[TESTO PROPOSTO]
────────────────────────────────────────
Come dicevamo in tempi non sospetti, l’inflazione è probabilmente arrivata al capolinea. Non nel senso che i prezzi scenderanno e torneranno ai livelli di qualche anno fa, ma nel senso che il loro tasso di crescita rallenterà gradualmente fino a fermarsi a quel livello considerato accettabile, che non è più l’originario 2% ma un più realistico 4/5%. Livello che in pratica è già stato raggiunto, come vedremo fra un attimo.
Le ultime rilevazioni negli USA mostrano un calo della cosiddetta inflazione core (ovvero quella depurata dei prezzi alimentari e dell’energia) mensile dallo 0,6% allo 0,3%, mentre quella media anno su anno si è attestata al 7,7%. L’inflazione tendenziale, quella che conta, è dunque al 3,6% (0,3% x 12). Conta la tendenziale perché è quella che guarda al futuro, mentre la media è un dato storico: come se per guidare guardassimo lo specchietto retrovisore anziché davanti.
────────────────────────────────────────
[CONSEGNA] Elenca tutti i valori percentuali distinti presenti nel testo sull'inflazione, nell'ordine in cui compaiono per la prima volta. Il materiale qui riportato non è necessario per lo svolgimento.

[MATERIALE ELENCATO]
────────────────────────────────────────
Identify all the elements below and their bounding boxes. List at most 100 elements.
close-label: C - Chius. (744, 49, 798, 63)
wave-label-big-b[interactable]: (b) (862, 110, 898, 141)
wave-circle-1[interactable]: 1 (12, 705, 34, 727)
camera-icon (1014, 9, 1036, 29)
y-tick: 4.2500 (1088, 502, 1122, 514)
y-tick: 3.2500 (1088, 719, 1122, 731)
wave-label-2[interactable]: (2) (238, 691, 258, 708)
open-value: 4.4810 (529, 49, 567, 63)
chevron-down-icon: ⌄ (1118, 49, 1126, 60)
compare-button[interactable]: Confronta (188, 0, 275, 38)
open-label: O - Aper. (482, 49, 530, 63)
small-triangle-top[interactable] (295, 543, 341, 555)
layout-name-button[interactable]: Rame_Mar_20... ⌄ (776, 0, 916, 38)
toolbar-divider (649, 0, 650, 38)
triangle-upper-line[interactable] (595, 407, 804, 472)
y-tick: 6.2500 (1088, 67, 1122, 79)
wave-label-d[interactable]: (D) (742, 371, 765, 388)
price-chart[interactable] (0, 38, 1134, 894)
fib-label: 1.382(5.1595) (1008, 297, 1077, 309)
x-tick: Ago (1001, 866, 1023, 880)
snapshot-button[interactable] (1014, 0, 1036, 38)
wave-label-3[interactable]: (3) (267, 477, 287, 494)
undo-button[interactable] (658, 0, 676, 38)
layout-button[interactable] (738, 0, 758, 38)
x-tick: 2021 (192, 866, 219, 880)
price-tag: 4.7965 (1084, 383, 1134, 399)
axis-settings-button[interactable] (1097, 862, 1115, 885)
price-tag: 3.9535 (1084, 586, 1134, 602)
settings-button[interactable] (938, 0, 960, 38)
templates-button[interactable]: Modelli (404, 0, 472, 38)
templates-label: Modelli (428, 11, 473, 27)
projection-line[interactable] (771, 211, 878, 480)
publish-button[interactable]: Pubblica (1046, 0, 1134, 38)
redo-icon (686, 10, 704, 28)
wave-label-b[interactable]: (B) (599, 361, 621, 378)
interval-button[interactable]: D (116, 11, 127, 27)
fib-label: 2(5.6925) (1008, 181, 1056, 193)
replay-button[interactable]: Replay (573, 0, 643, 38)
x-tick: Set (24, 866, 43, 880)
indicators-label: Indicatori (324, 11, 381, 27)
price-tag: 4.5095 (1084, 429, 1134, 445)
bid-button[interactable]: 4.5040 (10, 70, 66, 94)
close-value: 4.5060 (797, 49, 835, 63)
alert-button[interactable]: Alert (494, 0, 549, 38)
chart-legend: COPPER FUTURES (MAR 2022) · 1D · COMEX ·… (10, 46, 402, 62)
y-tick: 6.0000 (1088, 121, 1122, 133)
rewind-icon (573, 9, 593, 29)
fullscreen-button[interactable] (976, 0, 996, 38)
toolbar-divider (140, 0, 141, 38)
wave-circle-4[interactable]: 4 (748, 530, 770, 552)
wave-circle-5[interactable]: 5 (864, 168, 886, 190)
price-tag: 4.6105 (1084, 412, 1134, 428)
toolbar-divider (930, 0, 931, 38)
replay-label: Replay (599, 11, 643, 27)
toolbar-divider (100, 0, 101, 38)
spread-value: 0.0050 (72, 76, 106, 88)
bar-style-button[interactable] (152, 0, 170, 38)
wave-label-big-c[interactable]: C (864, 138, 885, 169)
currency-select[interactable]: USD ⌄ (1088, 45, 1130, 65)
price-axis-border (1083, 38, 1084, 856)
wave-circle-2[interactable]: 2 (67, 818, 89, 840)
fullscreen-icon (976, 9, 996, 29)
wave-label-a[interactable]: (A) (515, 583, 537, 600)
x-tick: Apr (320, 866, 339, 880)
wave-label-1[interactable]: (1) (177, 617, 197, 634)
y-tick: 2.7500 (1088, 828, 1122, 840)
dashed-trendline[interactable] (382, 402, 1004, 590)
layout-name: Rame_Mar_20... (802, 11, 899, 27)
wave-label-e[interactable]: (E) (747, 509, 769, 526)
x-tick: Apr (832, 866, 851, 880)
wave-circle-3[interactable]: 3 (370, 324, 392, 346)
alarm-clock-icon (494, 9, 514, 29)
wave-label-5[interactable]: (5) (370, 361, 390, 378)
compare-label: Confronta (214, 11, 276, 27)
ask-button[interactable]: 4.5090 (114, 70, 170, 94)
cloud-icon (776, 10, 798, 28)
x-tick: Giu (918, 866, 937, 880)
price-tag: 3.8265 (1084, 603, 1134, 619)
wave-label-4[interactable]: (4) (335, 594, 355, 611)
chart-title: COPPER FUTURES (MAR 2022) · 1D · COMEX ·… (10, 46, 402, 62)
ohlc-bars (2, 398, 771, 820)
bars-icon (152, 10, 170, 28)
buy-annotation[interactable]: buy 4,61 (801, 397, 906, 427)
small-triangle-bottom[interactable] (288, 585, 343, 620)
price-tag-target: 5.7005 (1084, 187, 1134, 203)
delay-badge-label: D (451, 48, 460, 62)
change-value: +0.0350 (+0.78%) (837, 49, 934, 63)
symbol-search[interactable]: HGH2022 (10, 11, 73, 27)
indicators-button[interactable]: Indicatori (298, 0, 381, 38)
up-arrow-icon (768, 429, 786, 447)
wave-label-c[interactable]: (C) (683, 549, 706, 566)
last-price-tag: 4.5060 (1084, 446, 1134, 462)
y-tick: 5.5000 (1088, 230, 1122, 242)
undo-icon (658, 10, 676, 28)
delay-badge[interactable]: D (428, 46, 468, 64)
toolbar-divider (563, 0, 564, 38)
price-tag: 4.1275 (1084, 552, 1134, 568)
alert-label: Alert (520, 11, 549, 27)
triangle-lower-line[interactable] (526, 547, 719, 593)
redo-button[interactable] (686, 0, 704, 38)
────────────────────────────────────────
[SOLUZIONE] 2%, 4/5%, 0,6%, 0,3%, 7,7%, 3,6%